**The task**
Repeat the entire listing exactly.
[begin Data in this exercise]
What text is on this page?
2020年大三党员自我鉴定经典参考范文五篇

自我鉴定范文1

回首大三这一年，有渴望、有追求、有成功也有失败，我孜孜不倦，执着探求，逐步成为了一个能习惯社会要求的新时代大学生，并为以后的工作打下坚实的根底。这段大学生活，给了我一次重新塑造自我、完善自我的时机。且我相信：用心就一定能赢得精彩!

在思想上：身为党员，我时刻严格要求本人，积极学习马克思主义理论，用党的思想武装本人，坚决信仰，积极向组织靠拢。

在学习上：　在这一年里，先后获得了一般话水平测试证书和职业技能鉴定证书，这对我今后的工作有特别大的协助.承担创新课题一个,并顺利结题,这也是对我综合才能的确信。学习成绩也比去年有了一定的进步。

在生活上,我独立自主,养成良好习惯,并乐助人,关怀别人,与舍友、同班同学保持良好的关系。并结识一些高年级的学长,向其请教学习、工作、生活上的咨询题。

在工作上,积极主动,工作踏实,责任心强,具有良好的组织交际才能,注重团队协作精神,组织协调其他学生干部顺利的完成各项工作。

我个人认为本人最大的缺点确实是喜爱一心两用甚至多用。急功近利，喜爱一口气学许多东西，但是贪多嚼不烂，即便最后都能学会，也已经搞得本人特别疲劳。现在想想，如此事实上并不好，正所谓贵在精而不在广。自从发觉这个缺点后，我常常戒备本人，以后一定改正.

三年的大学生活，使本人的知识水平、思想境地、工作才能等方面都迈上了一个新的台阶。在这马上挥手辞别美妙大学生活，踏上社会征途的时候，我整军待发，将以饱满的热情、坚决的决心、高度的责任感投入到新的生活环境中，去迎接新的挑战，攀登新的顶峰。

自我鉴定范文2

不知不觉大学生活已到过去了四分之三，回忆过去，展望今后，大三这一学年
[end Data in this exercise]
**Full answer**
What text is on this page?
2020年大三党员自我鉴定经典参考范文五篇

自我鉴定范文1

回首大三这一年，有渴望、有追求、有成功也有失败，我孜孜不倦，执着探求，逐步成为了一个能习惯社会要求的新时代大学生，并为以后的工作打下坚实的根底。这段大学生活，给了我一次重新塑造自我、完善自我的时机。且我相信：用心就一定能赢得精彩!

在思想上：身为党员，我时刻严格要求本人，积极学习马克思主义理论，用党的思想武装本人，坚决信仰，积极向组织靠拢。

在学习上：　在这一年里，先后获得了一般话水平测试证书和职业技能鉴定证书，这对我今后的工作有特别大的协助.承担创新课题一个,并顺利结题,这也是对我综合才能的确信。学习成绩也比去年有了一定的进步。

在生活上,我独立自主,养成良好习惯,并乐助人,关怀别人,与舍友、同班同学保持良好的关系。并结识一些高年级的学长,向其请教学习、工作、生活上的咨询题。

在工作上,积极主动,工作踏实,责任心强,具有良好的组织交际才能,注重团队协作精神,组织协调其他学生干部顺利的完成各项工作。

我个人认为本人最大的缺点确实是喜爱一心两用甚至多用。急功近利，喜爱一口气学许多东西，但是贪多嚼不烂，即便最后都能学会，也已经搞得本人特别疲劳。现在想想，如此事实上并不好，正所谓贵在精而不在广。自从发觉这个缺点后，我常常戒备本人，以后一定改正.

三年的大学生活，使本人的知识水平、思想境地、工作才能等方面都迈上了一个新的台阶。在这马上挥手辞别美妙大学生活，踏上社会征途的时候，我整军待发，将以饱满的热情、坚决的决心、高度的责任感投入到新的生活环境中，去迎接新的挑战，攀登新的顶峰。

自我鉴定范文2

不知不觉大学生活已到过去了四分之三，回忆过去，展望今后，大三这一学年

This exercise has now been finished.